Stored records:
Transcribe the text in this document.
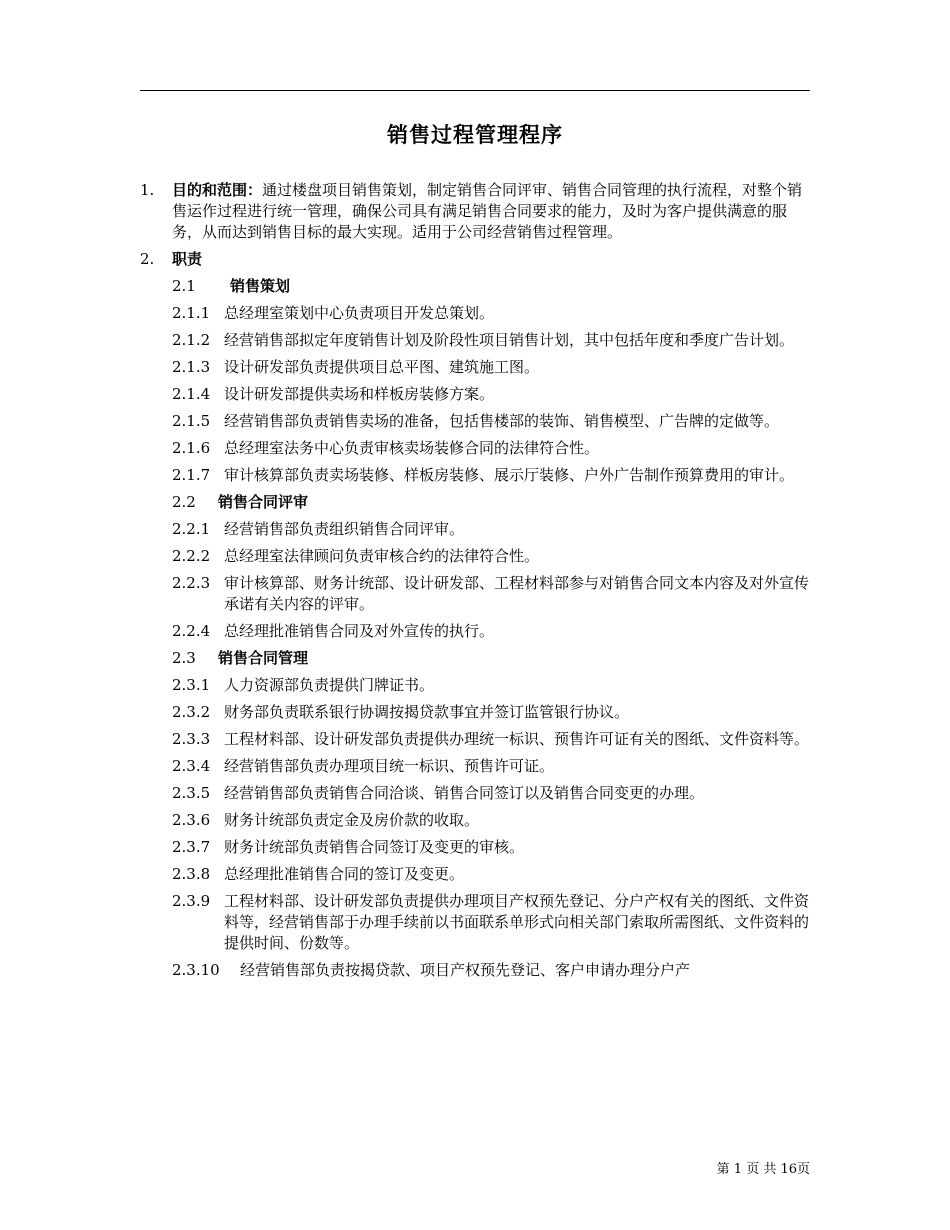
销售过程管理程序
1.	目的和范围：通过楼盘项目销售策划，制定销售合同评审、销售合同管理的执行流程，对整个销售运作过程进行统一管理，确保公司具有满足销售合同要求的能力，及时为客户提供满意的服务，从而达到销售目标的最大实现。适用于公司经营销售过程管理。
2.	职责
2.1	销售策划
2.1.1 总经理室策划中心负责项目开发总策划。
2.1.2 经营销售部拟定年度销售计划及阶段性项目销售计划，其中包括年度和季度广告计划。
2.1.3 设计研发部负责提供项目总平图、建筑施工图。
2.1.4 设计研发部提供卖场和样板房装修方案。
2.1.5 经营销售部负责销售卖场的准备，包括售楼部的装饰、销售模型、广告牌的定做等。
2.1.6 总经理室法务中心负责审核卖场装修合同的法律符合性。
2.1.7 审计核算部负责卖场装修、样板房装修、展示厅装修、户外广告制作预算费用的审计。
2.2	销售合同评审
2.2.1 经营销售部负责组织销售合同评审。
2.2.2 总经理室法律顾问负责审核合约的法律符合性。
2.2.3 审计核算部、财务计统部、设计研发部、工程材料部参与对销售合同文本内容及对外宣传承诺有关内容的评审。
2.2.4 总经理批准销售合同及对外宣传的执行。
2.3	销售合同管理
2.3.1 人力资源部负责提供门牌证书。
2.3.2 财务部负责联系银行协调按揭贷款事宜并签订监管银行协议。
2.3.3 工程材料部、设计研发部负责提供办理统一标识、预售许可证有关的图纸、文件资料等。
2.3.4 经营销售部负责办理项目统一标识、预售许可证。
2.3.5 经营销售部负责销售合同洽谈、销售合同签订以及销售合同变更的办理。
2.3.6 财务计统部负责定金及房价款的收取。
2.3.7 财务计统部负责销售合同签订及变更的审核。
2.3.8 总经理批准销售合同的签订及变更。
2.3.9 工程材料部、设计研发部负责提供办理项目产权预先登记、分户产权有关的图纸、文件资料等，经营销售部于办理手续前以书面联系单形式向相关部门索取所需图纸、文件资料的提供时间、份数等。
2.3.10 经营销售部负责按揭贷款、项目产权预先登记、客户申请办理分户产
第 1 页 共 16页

WHAT YOU HAVE TO DO
Pick out each line containing the string "文件资料等" and copy it.

FULL ANSWER
2.3.3 工程材料部、设计研发部负责提供办理统一标识、预售许可证有关的图纸、文件资料等。
2.3.9 工程材料部、设计研发部负责提供办理项目产权预先登记、分户产权有关的图纸、文件资料等，经营销售部于办理手续前以书面联系单形式向相关部门索取所需图纸、文件资料的提供时间、份数等。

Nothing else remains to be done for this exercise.